>>

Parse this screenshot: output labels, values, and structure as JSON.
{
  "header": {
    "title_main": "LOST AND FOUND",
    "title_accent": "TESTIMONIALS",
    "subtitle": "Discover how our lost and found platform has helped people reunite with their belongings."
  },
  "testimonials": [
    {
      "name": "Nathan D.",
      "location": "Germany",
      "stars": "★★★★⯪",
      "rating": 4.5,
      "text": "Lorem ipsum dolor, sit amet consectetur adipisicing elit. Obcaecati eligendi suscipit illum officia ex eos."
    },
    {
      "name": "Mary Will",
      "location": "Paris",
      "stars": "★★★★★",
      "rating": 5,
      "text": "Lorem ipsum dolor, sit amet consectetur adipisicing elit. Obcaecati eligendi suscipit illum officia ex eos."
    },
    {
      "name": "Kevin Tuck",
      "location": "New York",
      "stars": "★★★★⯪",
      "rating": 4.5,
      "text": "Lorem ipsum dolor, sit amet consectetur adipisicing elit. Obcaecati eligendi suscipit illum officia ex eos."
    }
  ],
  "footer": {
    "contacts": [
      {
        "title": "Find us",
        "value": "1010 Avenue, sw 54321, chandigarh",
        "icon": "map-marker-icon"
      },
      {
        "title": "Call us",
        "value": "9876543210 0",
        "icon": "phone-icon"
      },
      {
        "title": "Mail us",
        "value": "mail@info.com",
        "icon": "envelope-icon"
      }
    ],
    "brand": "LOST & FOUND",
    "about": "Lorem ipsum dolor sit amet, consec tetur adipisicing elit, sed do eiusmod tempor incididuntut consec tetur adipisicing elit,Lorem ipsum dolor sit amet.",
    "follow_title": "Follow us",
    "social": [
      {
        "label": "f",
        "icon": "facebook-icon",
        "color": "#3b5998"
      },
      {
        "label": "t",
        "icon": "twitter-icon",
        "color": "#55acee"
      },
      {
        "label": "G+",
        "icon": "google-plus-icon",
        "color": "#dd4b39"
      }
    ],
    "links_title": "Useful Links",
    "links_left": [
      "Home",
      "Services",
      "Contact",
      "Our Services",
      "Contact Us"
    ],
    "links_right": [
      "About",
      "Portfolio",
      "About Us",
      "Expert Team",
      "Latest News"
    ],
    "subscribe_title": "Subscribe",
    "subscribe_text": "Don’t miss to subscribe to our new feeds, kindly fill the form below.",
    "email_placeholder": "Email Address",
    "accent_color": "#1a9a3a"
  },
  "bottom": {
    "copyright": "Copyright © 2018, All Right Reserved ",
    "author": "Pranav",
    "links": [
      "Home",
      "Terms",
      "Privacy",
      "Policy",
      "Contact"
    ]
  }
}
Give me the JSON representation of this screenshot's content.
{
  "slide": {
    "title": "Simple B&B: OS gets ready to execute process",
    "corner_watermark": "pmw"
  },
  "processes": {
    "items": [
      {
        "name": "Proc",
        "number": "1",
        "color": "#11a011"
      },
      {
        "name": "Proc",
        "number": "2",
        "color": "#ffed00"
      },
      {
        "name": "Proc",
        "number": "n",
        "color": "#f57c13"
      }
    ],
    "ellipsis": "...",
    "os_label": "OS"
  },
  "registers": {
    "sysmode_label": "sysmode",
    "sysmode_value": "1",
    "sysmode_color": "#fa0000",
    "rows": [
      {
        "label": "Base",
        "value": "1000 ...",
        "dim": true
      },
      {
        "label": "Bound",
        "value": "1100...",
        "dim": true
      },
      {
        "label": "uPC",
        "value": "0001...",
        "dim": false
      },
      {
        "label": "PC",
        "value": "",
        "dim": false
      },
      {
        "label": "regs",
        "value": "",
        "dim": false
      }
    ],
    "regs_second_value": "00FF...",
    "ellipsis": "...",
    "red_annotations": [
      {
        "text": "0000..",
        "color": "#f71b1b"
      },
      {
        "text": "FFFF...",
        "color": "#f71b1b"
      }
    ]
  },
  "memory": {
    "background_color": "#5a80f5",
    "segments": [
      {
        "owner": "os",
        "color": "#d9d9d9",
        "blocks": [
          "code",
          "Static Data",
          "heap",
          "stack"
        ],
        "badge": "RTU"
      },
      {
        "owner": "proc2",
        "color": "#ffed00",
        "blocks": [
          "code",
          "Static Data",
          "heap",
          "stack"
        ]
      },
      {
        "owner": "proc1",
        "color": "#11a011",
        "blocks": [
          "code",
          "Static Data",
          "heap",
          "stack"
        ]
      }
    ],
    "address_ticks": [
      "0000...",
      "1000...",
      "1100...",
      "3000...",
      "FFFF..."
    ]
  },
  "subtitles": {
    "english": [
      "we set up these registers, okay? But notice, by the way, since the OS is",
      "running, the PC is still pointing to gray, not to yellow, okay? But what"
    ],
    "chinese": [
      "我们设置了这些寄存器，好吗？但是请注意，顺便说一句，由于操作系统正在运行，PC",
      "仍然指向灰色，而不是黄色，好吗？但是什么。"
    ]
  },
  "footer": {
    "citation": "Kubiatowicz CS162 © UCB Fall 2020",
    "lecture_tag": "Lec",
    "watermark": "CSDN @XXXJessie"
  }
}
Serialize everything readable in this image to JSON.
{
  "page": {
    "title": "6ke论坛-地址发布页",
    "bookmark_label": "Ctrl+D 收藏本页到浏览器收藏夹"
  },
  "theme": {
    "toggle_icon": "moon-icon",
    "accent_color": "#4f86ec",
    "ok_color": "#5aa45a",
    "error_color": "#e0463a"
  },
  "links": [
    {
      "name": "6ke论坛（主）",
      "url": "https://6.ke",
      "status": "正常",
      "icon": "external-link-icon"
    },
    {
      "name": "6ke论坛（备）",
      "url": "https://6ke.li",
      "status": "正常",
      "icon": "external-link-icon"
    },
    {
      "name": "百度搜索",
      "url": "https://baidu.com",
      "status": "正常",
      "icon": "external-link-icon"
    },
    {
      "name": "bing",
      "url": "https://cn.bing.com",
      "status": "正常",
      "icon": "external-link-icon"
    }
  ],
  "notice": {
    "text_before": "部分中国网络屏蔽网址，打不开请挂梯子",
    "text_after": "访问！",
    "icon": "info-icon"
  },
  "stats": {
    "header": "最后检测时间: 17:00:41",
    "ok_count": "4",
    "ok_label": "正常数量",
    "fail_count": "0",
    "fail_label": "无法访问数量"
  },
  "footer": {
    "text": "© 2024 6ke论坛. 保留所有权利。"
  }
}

<<

YOUR TASK: Search the entries for the word "screenshot", then gather every line that has it.

EXERCISE OUTPUT:
Parse this screenshot: output labels, values, and structure as JSON.
Give me the JSON representation of this screenshot's content.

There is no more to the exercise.